Exactly as written, print each record in the listing.

* _Excerpted data_
━━━━━━

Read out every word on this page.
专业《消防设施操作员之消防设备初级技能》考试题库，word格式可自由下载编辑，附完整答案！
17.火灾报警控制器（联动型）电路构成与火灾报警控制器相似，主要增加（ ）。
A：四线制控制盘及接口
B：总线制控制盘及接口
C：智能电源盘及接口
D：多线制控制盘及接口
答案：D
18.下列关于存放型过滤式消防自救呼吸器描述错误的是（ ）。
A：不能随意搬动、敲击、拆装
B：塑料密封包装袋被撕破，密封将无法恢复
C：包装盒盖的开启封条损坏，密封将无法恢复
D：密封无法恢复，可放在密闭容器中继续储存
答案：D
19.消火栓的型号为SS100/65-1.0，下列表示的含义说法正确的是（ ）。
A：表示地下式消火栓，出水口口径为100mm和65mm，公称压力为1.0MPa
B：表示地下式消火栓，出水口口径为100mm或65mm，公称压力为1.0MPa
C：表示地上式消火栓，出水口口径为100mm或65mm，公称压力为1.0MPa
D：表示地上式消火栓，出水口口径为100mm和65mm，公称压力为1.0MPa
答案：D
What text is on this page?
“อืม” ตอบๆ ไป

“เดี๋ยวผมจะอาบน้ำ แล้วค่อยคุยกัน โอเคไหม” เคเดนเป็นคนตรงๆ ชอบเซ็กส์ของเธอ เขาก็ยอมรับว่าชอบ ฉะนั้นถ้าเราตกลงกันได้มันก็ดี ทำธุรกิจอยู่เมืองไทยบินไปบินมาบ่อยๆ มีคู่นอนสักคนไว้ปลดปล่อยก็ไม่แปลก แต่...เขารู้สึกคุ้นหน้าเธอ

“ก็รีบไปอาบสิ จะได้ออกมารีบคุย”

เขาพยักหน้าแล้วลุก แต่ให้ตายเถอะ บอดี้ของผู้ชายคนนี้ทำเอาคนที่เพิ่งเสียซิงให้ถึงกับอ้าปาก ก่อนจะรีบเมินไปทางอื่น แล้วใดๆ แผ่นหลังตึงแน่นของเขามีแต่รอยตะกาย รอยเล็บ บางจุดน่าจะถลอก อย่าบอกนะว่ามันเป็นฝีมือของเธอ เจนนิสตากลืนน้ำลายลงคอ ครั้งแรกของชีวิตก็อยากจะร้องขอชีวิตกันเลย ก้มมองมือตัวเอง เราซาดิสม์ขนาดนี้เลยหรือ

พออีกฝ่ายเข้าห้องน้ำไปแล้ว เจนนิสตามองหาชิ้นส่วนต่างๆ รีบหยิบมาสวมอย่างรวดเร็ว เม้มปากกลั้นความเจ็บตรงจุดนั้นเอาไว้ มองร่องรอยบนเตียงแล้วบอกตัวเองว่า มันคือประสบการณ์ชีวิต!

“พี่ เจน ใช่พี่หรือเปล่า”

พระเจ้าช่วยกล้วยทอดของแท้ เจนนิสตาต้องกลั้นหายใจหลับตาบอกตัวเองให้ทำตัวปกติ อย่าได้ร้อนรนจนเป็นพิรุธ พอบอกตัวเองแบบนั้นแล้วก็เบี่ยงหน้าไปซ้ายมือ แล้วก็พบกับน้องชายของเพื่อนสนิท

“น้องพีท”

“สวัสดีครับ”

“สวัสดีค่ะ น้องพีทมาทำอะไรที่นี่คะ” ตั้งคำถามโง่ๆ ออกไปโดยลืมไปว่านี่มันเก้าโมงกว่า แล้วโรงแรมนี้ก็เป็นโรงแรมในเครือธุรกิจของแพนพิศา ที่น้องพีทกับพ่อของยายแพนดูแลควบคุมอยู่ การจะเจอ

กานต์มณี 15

━━━━━━

* _Response for this exercise_
Read out every word on this page.
专业《消防设施操作员之消防设备初级技能》考试题库，word格式可自由下载编辑，附完整答案！
17.火灾报警控制器（联动型）电路构成与火灾报警控制器相似，主要增加（ ）。
A：四线制控制盘及接口
B：总线制控制盘及接口
C：智能电源盘及接口
D：多线制控制盘及接口
答案：D
18.下列关于存放型过滤式消防自救呼吸器描述错误的是（ ）。
A：不能随意搬动、敲击、拆装
B：塑料密封包装袋被撕破，密封将无法恢复
C：包装盒盖的开启封条损坏，密封将无法恢复
D：密封无法恢复，可放在密闭容器中继续储存
答案：D
19.消火栓的型号为SS100/65-1.0，下列表示的含义说法正确的是（ ）。
A：表示地下式消火栓，出水口口径为100mm和65mm，公称压力为1.0MPa
B：表示地下式消火栓，出水口口径为100mm或65mm，公称压力为1.0MPa
C：表示地上式消火栓，出水口口径为100mm或65mm，公称压力为1.0MPa
D：表示地上式消火栓，出水口口径为100mm和65mm，公称压力为1.0MPa
答案：D
What text is on this page?
“อืม” ตอบๆ ไป

“เดี๋ยวผมจะอาบน้ำ แล้วค่อยคุยกัน โอเคไหม” เคเดนเป็นคนตรงๆ ชอบเซ็กส์ของเธอ เขาก็ยอมรับว่าชอบ ฉะนั้นถ้าเราตกลงกันได้มันก็ดี ทำธุรกิจอยู่เมืองไทยบินไปบินมาบ่อยๆ มีคู่นอนสักคนไว้ปลดปล่อยก็ไม่แปลก แต่...เขารู้สึกคุ้นหน้าเธอ

“ก็รีบไปอาบสิ จะได้ออกมารีบคุย”

เขาพยักหน้าแล้วลุก แต่ให้ตายเถอะ บอดี้ของผู้ชายคนนี้ทำเอาคนที่เพิ่งเสียซิงให้ถึงกับอ้าปาก ก่อนจะรีบเมินไปทางอื่น แล้วใดๆ แผ่นหลังตึงแน่นของเขามีแต่รอยตะกาย รอยเล็บ บางจุดน่าจะถลอก อย่าบอกนะว่ามันเป็นฝีมือของเธอ เจนนิสตากลืนน้ำลายลงคอ ครั้งแรกของชีวิตก็อยากจะร้องขอชีวิตกันเลย ก้มมองมือตัวเอง เราซาดิสม์ขนาดนี้เลยหรือ

พออีกฝ่ายเข้าห้องน้ำไปแล้ว เจนนิสตามองหาชิ้นส่วนต่างๆ รีบหยิบมาสวมอย่างรวดเร็ว เม้มปากกลั้นความเจ็บตรงจุดนั้นเอาไว้ มองร่องรอยบนเตียงแล้วบอกตัวเองว่า มันคือประสบการณ์ชีวิต!

“พี่ เจน ใช่พี่หรือเปล่า”

พระเจ้าช่วยกล้วยทอดของแท้ เจนนิสตาต้องกลั้นหายใจหลับตาบอกตัวเองให้ทำตัวปกติ อย่าได้ร้อนรนจนเป็นพิรุธ พอบอกตัวเองแบบนั้นแล้วก็เบี่ยงหน้าไปซ้ายมือ แล้วก็พบกับน้องชายของเพื่อนสนิท

“น้องพีท”

“สวัสดีครับ”

“สวัสดีค่ะ น้องพีทมาทำอะไรที่นี่คะ” ตั้งคำถามโง่ๆ ออกไปโดยลืมไปว่านี่มันเก้าโมงกว่า แล้วโรงแรมนี้ก็เป็นโรงแรมในเครือธุรกิจของแพนพิศา ที่น้องพีทกับพ่อของยายแพนดูแลควบคุมอยู่ การจะเจอ

กานต์มณี 15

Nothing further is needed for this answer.